* Short task
Check the listing below for lines with the word "pixels" and say how many there are, with nothing but the number.

Stored items from a collection:
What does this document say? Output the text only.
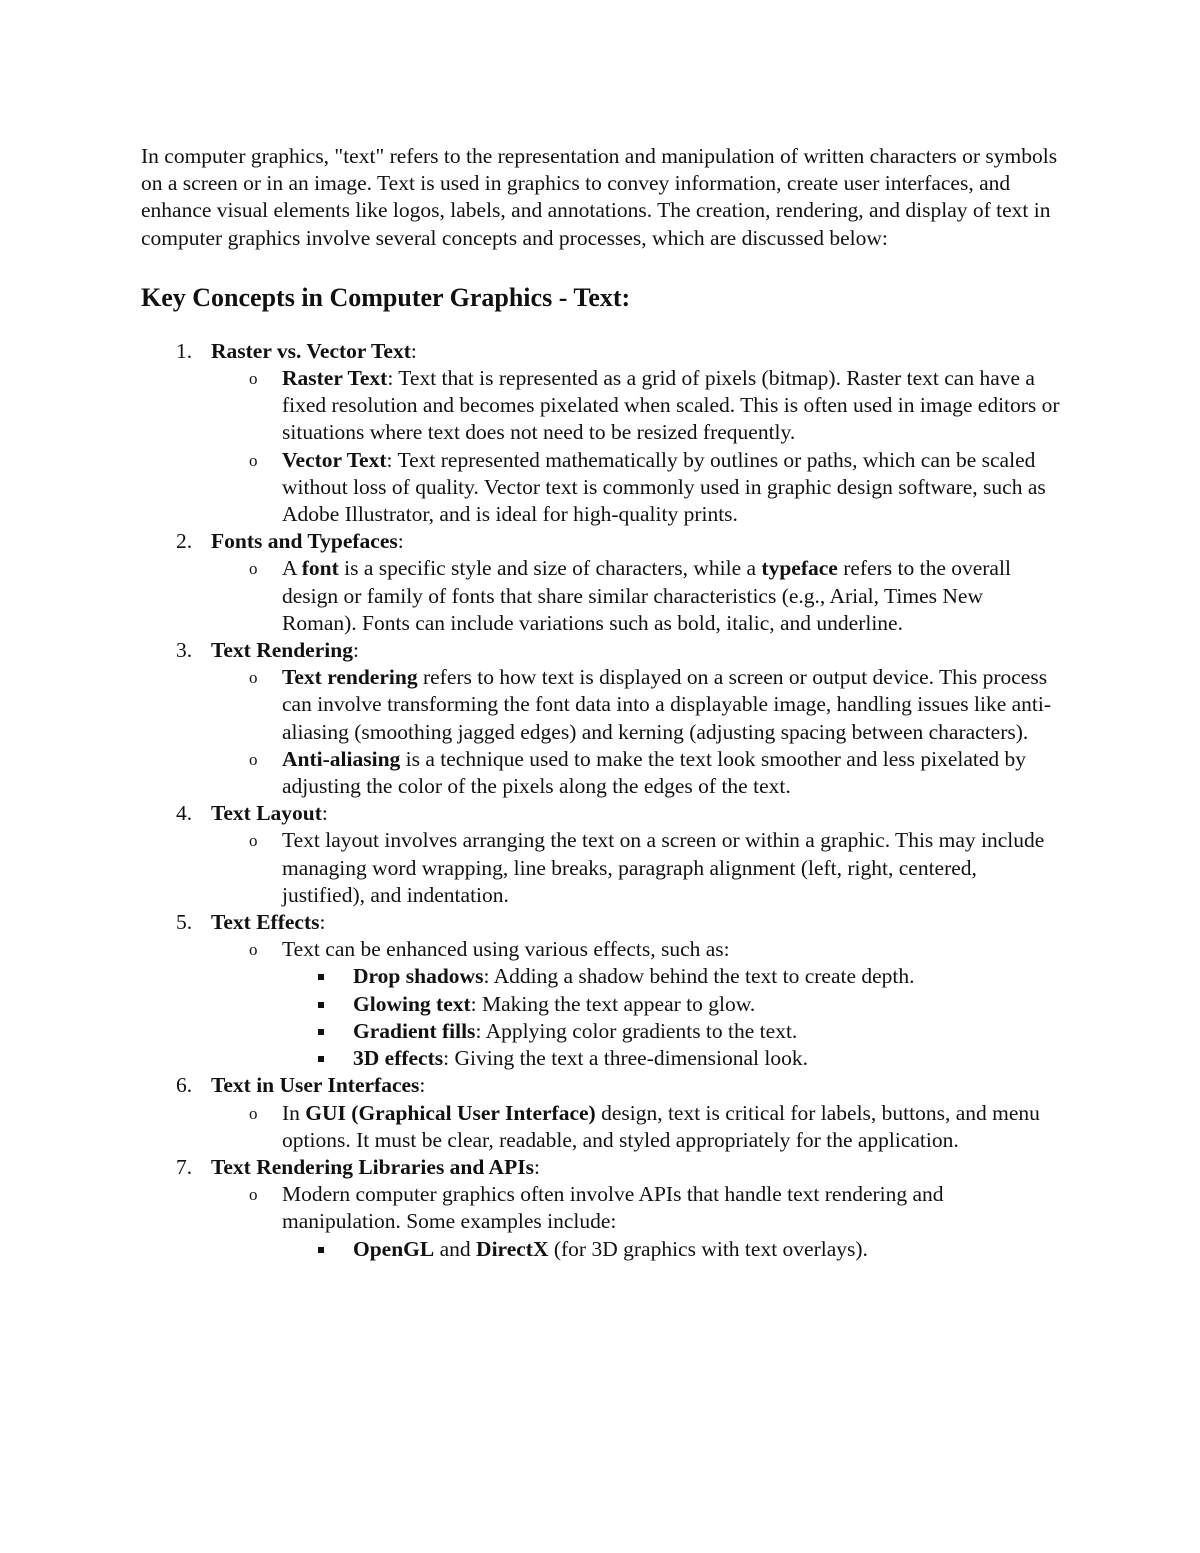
In computer graphics, "text" refers to the representation and manipulation of written characters or symbols on a screen or in an image. Text is used in graphics to convey information, create user interfaces, and enhance visual elements like logos, labels, and annotations. The creation, rendering, and display of text in computer graphics involve several concepts and processes, which are discussed below:

Key Concepts in Computer Graphics - Text:
1. Raster vs. Vector Text:
o Raster Text: Text that is represented as a grid of pixels (bitmap). Raster text can have a fixed resolution and becomes pixelated when scaled. This is often used in image editors or situations where text does not need to be resized frequently.
o Vector Text: Text represented mathematically by outlines or paths, which can be scaled without loss of quality. Vector text is commonly used in graphic design software, such as Adobe Illustrator, and is ideal for high-quality prints.
2. Fonts and Typefaces:
o A font is a specific style and size of characters, while a typeface refers to the overall design or family of fonts that share similar characteristics (e.g., Arial, Times New Roman). Fonts can include variations such as bold, italic, and underline.
3. Text Rendering:
o Text rendering refers to how text is displayed on a screen or output device. This process can involve transforming the font data into a displayable image, handling issues like anti-aliasing (smoothing jagged edges) and kerning (adjusting spacing between characters).
o Anti-aliasing is a technique used to make the text look smoother and less pixelated by adjusting the color of the pixels along the edges of the text.
4. Text Layout:
o Text layout involves arranging the text on a screen or within a graphic. This may include managing word wrapping, line breaks, paragraph alignment (left, right, centered, justified), and indentation.
5. Text Effects:
o Text can be enhanced using various effects, such as:
Drop shadows: Adding a shadow behind the text to create depth.
Glowing text: Making the text appear to glow.
Gradient fills: Applying color gradients to the text.
3D effects: Giving the text a three-dimensional look.
6. Text in User Interfaces:
o In GUI (Graphical User Interface) design, text is critical for labels, buttons, and menu options. It must be clear, readable, and styled appropriately for the application.
7. Text Rendering Libraries and APIs:
o Modern computer graphics often involve APIs that handle text rendering and manipulation. Some examples include:
OpenGL and DirectX (for 3D graphics with text overlays).
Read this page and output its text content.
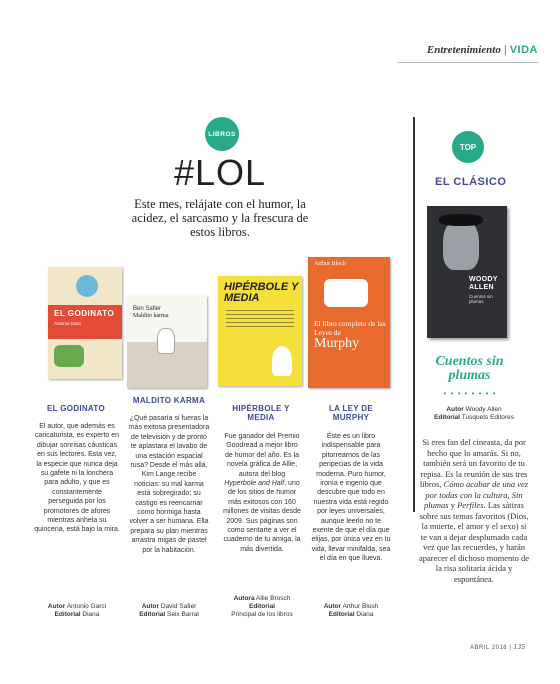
Entretenimiento | VIDA
LIBROS
#LOL
Este mes, relájate con el humor, la acidez, el sarcasmo y la frescura de estos libros.
EL GODINATO
Antonio Garci
Ben Safier
Maldito karma
HIPÉRBOLE Y MEDIA
Arthur Bloch
El libro completo de las Leyes de
Murphy
EL GODINATO
El autor, que además es caricaturista, es experto en dibujar sonrisas cáusticas en sus lectores. Esta vez, la especie que nunca deja su gafete ni la lonchera para adulto, y que es constantemente perseguida por los promotores de afores mientras anhela su quincena, está bajo la mira.
Autor Antonio Garci
Editorial Diana
MALDITO KARMA
¿Qué pasaría si fueras la más exitosa presentadora de televisión y de pronto te aplastara el lavabo de una estación espacial rusa? Desde el más allá, Kim Lange recibe noticias: su mal karma está sobregirado; su castigo es reencarnar como hormiga hasta volver a ser humana. Ella prepara su plan mientras arrastra migas de pastel por la habitación.
Autor David Safier
Editorial Seix Barral
HIPÉRBOLE Y MEDIA
Fue ganador del Premio Goodread a mejor libro de humor del año. Es la novela gráfica de Allie, autora del blog Hyperbole and Half, uno de los sitios de humor más exitosos con 160 millones de visitas desde 2009. Sus páginas son como sentarte a ver el cuaderno de tu amiga, la más divertida.
Autora Allie Brosch
Editorial
Principal de los libros
LA LEY DE MURPHY
Éste es un libro indispensable para pitorrearnos de las peripecias de la vida moderna. Puro humor, ironía e ingenio que descubre que todo en nuestra vida está regido por leyes universales, aunque leerlo no te exente de que el día que elijas, por única vez en tu vida, llevar minifalda, sea el día en que llueva.
Autor Arthur Blosh
Editorial Diana
TOP
EL CLÁSICO
WOODY ALLEN
Cuentos sin plumas
Cuentos sin plumas
• • • • • • • •
Autor Woody Allen
Editorial Tusquets Editores
Si eres fan del cineasta, da por hecho que lo amarás. Si no, también será un favorito de tu repisa. Es la reunión de sus tres libros, Cómo acabar de una vez por todas con la cultura, Sin plumas y Perfiles. Las sátiras sobre sus temas favoritos (Dios, la muerte, el amor y el sexo) si te van a dejar desplumado cada vez que las recuerdes, y harán aparecer el dichoso momento de la risa solitaria ácida y espontánea.
ABRIL 2016 | 135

* Answer for the task
2